— Begin Provided data —

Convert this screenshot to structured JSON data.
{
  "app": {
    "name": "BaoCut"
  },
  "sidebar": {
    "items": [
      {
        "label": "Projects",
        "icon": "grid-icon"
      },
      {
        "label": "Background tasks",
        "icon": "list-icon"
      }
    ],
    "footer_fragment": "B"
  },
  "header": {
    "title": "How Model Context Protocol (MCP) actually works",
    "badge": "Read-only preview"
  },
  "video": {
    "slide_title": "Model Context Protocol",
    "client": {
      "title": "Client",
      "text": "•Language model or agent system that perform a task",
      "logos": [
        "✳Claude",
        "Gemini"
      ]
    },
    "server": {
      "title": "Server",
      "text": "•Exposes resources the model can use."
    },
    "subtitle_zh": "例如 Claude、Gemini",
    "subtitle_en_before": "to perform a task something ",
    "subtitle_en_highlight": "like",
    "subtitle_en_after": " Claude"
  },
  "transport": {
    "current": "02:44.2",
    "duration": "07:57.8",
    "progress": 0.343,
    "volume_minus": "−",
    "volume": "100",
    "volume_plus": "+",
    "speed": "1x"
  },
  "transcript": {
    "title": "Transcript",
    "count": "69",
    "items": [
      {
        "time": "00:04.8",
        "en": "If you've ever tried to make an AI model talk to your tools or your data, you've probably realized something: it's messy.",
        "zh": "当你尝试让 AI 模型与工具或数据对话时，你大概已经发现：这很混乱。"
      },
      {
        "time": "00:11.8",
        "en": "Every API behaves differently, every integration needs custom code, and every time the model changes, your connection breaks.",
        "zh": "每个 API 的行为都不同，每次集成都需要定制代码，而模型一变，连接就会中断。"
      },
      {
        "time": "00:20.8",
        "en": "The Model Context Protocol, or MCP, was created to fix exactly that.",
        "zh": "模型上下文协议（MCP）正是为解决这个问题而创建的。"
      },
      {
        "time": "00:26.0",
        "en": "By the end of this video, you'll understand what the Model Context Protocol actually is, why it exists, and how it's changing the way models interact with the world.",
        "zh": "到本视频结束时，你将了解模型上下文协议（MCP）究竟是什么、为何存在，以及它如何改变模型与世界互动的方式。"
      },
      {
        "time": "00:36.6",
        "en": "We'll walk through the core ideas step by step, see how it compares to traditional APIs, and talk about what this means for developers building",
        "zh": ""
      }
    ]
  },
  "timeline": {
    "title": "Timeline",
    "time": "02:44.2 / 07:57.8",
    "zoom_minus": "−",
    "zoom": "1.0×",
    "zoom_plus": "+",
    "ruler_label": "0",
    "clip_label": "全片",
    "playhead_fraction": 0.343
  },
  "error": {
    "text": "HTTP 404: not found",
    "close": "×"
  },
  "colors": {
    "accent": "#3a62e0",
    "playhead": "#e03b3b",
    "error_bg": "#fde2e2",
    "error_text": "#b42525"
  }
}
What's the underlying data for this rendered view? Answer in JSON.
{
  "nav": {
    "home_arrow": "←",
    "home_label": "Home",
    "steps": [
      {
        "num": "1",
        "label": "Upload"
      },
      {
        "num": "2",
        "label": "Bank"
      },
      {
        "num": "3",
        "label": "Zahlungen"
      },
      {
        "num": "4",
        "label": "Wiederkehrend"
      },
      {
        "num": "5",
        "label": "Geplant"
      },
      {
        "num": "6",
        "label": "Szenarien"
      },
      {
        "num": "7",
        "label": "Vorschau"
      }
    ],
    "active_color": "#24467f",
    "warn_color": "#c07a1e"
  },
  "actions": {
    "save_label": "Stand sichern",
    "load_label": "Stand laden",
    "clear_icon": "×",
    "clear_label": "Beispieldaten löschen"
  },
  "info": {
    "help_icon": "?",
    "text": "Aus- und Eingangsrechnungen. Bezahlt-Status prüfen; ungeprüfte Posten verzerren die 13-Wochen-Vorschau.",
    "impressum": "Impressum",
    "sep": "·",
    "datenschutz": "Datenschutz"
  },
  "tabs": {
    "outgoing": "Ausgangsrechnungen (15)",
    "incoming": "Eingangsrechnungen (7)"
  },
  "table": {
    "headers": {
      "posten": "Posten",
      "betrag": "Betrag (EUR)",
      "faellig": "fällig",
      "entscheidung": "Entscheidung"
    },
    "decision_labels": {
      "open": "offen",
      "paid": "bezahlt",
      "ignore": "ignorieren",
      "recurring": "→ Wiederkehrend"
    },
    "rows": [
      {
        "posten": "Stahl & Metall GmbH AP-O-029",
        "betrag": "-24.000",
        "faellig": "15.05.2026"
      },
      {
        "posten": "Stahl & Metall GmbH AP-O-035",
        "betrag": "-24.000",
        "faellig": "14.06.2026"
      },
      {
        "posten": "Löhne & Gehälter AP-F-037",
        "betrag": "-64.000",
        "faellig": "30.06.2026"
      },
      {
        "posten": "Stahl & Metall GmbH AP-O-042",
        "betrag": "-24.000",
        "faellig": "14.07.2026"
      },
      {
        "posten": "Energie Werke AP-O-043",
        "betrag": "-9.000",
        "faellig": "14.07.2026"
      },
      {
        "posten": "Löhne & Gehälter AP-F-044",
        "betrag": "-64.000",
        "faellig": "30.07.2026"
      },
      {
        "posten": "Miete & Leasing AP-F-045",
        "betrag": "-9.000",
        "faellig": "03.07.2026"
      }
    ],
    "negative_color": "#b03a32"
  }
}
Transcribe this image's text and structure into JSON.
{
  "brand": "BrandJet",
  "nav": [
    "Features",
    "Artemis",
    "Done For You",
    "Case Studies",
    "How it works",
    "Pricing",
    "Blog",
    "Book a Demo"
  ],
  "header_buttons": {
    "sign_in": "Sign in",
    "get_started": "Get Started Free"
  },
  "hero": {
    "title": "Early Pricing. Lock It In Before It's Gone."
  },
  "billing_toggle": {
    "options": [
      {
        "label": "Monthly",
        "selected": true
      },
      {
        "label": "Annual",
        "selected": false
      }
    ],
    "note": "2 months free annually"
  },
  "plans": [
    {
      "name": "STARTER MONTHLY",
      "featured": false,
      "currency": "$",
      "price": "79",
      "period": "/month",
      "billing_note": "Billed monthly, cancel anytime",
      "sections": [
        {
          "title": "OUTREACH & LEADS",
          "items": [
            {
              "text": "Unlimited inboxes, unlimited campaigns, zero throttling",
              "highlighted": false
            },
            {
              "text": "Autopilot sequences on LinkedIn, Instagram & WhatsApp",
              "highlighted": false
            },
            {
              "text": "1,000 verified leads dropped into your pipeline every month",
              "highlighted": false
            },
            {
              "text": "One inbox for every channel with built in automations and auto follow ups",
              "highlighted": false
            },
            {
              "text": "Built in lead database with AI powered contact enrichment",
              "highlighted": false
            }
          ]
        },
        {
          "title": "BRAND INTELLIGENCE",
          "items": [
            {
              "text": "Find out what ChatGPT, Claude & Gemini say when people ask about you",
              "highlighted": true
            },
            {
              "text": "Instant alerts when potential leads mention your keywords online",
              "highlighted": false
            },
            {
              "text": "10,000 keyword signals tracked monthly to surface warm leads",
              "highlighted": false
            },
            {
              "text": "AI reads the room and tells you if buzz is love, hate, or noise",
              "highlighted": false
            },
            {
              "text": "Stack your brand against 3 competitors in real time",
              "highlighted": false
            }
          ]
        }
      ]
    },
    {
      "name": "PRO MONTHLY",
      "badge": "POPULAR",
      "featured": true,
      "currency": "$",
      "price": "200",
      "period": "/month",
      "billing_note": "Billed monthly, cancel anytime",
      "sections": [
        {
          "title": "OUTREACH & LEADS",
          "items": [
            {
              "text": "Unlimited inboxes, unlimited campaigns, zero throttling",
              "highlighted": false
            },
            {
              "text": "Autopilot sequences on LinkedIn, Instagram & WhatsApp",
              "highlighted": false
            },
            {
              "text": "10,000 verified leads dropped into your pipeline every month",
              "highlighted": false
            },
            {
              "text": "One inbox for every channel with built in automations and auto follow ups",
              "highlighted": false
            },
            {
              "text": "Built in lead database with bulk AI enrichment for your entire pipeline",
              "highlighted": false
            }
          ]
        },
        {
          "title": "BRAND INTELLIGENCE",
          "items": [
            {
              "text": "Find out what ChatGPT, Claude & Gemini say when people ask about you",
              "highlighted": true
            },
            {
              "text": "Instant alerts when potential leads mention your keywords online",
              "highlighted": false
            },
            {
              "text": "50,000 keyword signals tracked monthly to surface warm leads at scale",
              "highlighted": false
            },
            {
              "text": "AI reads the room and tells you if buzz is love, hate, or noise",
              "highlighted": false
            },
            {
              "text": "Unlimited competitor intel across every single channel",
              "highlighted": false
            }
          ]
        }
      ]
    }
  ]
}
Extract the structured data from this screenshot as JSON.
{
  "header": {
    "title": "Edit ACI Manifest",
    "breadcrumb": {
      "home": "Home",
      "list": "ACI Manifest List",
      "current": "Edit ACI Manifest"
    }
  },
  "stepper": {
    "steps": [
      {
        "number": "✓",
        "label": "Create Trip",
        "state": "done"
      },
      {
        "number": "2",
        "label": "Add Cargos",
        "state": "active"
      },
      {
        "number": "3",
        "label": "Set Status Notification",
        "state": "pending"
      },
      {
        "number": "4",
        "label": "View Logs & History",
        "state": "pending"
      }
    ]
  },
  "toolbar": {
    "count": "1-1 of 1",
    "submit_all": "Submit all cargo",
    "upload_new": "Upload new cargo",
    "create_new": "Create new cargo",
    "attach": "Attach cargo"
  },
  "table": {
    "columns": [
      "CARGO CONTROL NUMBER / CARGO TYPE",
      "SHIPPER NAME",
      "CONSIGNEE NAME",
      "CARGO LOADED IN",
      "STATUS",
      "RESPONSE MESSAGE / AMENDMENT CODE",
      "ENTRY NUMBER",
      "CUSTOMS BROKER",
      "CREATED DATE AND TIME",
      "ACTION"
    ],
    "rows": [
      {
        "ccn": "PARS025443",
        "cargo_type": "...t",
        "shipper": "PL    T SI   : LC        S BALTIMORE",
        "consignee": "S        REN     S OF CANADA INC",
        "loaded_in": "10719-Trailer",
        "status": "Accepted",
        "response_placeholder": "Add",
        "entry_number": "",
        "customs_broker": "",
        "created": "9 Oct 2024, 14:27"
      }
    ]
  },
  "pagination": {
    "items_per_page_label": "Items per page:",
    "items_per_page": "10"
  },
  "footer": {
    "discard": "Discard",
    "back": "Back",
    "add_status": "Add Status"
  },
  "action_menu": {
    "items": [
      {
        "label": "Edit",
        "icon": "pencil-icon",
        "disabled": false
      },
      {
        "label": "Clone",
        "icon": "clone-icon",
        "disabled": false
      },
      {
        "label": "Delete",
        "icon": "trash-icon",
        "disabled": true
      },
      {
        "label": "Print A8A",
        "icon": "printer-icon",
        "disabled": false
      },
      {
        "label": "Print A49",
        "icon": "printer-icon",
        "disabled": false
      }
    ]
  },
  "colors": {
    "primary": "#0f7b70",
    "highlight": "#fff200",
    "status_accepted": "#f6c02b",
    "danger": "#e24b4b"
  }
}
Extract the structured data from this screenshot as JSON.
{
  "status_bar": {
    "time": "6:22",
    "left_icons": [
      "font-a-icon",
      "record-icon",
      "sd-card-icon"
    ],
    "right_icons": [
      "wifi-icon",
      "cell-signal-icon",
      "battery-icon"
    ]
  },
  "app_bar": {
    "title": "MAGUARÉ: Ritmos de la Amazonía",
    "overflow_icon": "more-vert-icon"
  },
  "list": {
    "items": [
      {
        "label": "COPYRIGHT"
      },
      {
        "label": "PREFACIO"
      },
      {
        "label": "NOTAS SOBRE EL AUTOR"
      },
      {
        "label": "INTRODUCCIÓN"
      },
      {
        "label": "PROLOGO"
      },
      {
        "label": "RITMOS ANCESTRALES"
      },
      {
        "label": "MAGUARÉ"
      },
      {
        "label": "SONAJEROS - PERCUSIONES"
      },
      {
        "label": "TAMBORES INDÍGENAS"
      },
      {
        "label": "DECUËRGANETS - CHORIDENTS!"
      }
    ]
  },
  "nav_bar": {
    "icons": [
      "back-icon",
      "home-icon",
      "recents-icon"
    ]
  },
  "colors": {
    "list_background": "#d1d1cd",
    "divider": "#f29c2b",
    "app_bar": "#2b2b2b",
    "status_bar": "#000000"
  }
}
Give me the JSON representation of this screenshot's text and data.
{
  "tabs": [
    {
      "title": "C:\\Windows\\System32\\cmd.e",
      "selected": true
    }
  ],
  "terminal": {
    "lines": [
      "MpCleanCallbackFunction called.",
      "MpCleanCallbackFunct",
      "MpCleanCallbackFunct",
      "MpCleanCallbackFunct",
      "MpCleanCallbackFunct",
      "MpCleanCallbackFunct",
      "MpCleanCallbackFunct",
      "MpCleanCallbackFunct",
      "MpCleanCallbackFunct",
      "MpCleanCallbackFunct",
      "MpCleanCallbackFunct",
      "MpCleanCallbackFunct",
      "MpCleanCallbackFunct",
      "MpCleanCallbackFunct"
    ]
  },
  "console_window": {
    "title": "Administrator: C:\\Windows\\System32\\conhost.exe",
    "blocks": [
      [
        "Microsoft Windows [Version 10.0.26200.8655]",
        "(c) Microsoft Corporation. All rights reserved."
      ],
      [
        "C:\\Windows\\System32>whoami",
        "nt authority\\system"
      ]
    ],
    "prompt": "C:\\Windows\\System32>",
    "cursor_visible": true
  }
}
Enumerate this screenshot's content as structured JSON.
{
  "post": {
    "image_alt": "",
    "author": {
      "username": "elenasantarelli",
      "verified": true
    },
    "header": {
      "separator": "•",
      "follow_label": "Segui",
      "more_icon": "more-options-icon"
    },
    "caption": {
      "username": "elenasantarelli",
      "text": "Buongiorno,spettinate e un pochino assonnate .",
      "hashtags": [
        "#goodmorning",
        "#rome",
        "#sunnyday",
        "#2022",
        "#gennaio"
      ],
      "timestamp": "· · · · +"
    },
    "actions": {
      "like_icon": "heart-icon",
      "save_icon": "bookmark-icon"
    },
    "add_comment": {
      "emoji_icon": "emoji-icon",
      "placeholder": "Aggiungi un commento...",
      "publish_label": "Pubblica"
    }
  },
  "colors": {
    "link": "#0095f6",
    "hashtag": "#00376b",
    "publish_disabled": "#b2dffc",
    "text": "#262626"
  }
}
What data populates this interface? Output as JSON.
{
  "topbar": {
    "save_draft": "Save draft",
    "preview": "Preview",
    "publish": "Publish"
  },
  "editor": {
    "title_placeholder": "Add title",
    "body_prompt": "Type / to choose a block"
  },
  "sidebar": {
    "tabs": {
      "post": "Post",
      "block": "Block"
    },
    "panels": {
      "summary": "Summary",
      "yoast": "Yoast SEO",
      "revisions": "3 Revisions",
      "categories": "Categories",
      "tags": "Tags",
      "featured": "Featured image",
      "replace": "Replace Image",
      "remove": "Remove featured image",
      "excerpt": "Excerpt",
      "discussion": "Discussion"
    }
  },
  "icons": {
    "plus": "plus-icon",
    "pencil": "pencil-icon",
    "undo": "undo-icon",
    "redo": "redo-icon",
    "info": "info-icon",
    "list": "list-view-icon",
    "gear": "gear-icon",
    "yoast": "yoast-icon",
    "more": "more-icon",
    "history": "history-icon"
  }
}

— End Provided data —

• [Stated problem]
Make a copy of each line that contains the string "works".

• [Output for this task]
    "title": "How Model Context Protocol (MCP) actually works",
    "How it works",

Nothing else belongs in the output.